— Start of Data lines —
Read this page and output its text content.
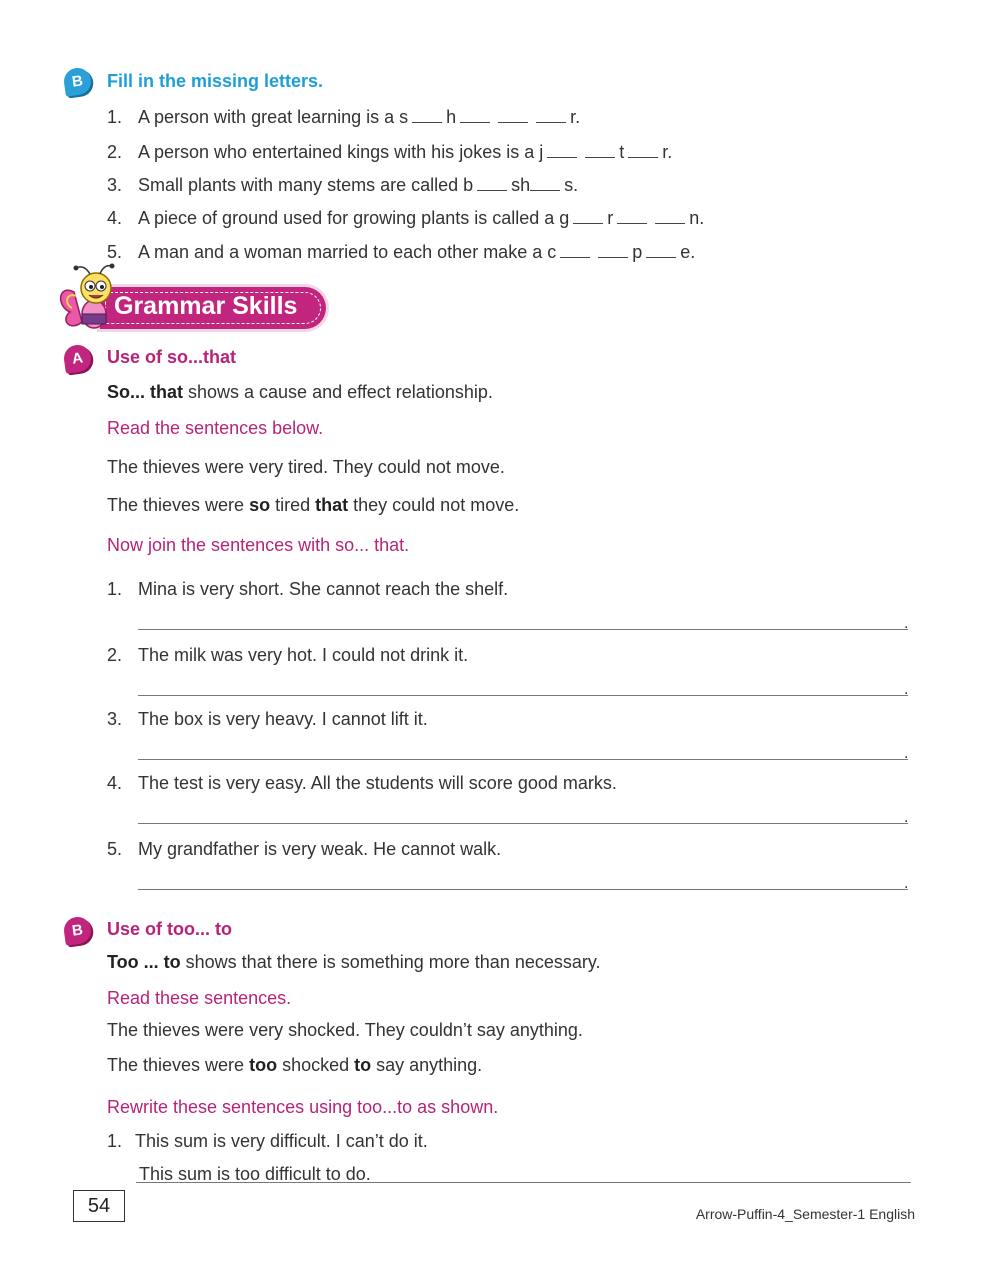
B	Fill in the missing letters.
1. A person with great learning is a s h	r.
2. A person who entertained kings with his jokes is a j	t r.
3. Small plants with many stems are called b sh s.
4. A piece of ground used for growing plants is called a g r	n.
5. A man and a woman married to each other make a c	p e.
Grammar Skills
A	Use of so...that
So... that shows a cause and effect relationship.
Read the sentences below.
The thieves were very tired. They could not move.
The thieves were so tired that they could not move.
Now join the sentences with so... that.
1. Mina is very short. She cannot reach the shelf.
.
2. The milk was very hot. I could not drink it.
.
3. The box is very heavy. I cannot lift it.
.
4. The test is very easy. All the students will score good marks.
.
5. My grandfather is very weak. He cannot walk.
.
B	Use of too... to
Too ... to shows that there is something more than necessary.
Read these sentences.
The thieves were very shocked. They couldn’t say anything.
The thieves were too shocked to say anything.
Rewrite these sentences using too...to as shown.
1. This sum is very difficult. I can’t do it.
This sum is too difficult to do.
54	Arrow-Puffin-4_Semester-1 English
— End of Data lines —
#### Your task
Without including the pictures, return each record above exactly as it stands.

#### Solution for this task
Read this page and output its text content.
B	Fill in the missing letters.
1. A person with great learning is a s h	r.
2. A person who entertained kings with his jokes is a j	t r.
3. Small plants with many stems are called b sh s.
4. A piece of ground used for growing plants is called a g r	n.
5. A man and a woman married to each other make a c	p e.
Grammar Skills
A	Use of so...that
So... that shows a cause and effect relationship.
Read the sentences below.
The thieves were very tired. They could not move.
The thieves were so tired that they could not move.
Now join the sentences with so... that.
1. Mina is very short. She cannot reach the shelf.
.
2. The milk was very hot. I could not drink it.
.
3. The box is very heavy. I cannot lift it.
.
4. The test is very easy. All the students will score good marks.
.
5. My grandfather is very weak. He cannot walk.
.
B	Use of too... to
Too ... to shows that there is something more than necessary.
Read these sentences.
The thieves were very shocked. They couldn’t say anything.
The thieves were too shocked to say anything.
Rewrite these sentences using too...to as shown.
1. This sum is very difficult. I can’t do it.
This sum is too difficult to do.
54	Arrow-Puffin-4_Semester-1 English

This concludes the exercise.